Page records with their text
···

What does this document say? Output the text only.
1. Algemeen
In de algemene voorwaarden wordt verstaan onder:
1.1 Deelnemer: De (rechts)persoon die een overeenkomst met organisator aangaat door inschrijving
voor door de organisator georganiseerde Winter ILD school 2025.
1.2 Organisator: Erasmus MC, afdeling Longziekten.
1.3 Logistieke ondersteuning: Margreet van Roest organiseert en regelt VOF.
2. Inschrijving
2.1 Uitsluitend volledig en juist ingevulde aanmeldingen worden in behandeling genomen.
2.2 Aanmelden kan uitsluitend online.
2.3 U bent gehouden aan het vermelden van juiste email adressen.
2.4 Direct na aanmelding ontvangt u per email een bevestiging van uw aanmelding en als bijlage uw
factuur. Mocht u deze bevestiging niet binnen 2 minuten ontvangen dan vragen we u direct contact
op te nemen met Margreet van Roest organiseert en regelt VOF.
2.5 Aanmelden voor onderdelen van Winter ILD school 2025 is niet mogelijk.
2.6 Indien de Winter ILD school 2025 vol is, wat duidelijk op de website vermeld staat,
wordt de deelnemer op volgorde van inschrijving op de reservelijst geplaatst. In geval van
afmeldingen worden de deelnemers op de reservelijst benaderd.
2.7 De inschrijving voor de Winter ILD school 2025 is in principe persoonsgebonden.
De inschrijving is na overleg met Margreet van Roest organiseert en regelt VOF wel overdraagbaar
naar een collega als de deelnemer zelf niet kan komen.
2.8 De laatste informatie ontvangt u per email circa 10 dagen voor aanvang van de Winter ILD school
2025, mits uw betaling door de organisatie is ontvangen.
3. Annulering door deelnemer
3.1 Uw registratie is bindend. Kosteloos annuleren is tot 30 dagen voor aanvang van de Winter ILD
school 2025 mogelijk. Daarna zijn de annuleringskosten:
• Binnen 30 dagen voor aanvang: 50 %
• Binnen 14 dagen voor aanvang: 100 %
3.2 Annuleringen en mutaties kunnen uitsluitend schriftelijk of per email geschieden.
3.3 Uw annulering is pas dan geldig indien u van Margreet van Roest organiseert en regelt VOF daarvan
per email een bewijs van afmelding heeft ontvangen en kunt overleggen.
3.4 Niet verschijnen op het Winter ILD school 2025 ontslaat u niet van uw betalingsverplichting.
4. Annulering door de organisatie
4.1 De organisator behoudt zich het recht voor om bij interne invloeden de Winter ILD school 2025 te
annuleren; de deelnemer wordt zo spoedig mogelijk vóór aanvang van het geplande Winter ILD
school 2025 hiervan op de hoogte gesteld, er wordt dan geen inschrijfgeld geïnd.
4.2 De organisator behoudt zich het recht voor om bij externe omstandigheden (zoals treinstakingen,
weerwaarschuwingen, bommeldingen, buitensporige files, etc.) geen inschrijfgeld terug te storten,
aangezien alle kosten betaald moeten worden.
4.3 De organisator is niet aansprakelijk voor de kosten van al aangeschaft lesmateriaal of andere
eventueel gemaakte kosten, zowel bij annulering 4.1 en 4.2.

···

What is expected:
Print each entry above word for word, leaving none out.

The answer:
What does this document say? Output the text only.
1. Algemeen
In de algemene voorwaarden wordt verstaan onder:
1.1 Deelnemer: De (rechts)persoon die een overeenkomst met organisator aangaat door inschrijving
voor door de organisator georganiseerde Winter ILD school 2025.
1.2 Organisator: Erasmus MC, afdeling Longziekten.
1.3 Logistieke ondersteuning: Margreet van Roest organiseert en regelt VOF.
2. Inschrijving
2.1 Uitsluitend volledig en juist ingevulde aanmeldingen worden in behandeling genomen.
2.2 Aanmelden kan uitsluitend online.
2.3 U bent gehouden aan het vermelden van juiste email adressen.
2.4 Direct na aanmelding ontvangt u per email een bevestiging van uw aanmelding en als bijlage uw
factuur. Mocht u deze bevestiging niet binnen 2 minuten ontvangen dan vragen we u direct contact
op te nemen met Margreet van Roest organiseert en regelt VOF.
2.5 Aanmelden voor onderdelen van Winter ILD school 2025 is niet mogelijk.
2.6 Indien de Winter ILD school 2025 vol is, wat duidelijk op de website vermeld staat,
wordt de deelnemer op volgorde van inschrijving op de reservelijst geplaatst. In geval van
afmeldingen worden de deelnemers op de reservelijst benaderd.
2.7 De inschrijving voor de Winter ILD school 2025 is in principe persoonsgebonden.
De inschrijving is na overleg met Margreet van Roest organiseert en regelt VOF wel overdraagbaar
naar een collega als de deelnemer zelf niet kan komen.
2.8 De laatste informatie ontvangt u per email circa 10 dagen voor aanvang van de Winter ILD school
2025, mits uw betaling door de organisatie is ontvangen.
3. Annulering door deelnemer
3.1 Uw registratie is bindend. Kosteloos annuleren is tot 30 dagen voor aanvang van de Winter ILD
school 2025 mogelijk. Daarna zijn de annuleringskosten:
• Binnen 30 dagen voor aanvang: 50 %
• Binnen 14 dagen voor aanvang: 100 %
3.2 Annuleringen en mutaties kunnen uitsluitend schriftelijk of per email geschieden.
3.3 Uw annulering is pas dan geldig indien u van Margreet van Roest organiseert en regelt VOF daarvan
per email een bewijs van afmelding heeft ontvangen en kunt overleggen.
3.4 Niet verschijnen op het Winter ILD school 2025 ontslaat u niet van uw betalingsverplichting.
4. Annulering door de organisatie
4.1 De organisator behoudt zich het recht voor om bij interne invloeden de Winter ILD school 2025 te
annuleren; de deelnemer wordt zo spoedig mogelijk vóór aanvang van het geplande Winter ILD
school 2025 hiervan op de hoogte gesteld, er wordt dan geen inschrijfgeld geïnd.
4.2 De organisator behoudt zich het recht voor om bij externe omstandigheden (zoals treinstakingen,
weerwaarschuwingen, bommeldingen, buitensporige files, etc.) geen inschrijfgeld terug te storten,
aangezien alle kosten betaald moeten worden.
4.3 De organisator is niet aansprakelijk voor de kosten van al aangeschaft lesmateriaal of andere
eventueel gemaakte kosten, zowel bij annulering 4.1 en 4.2.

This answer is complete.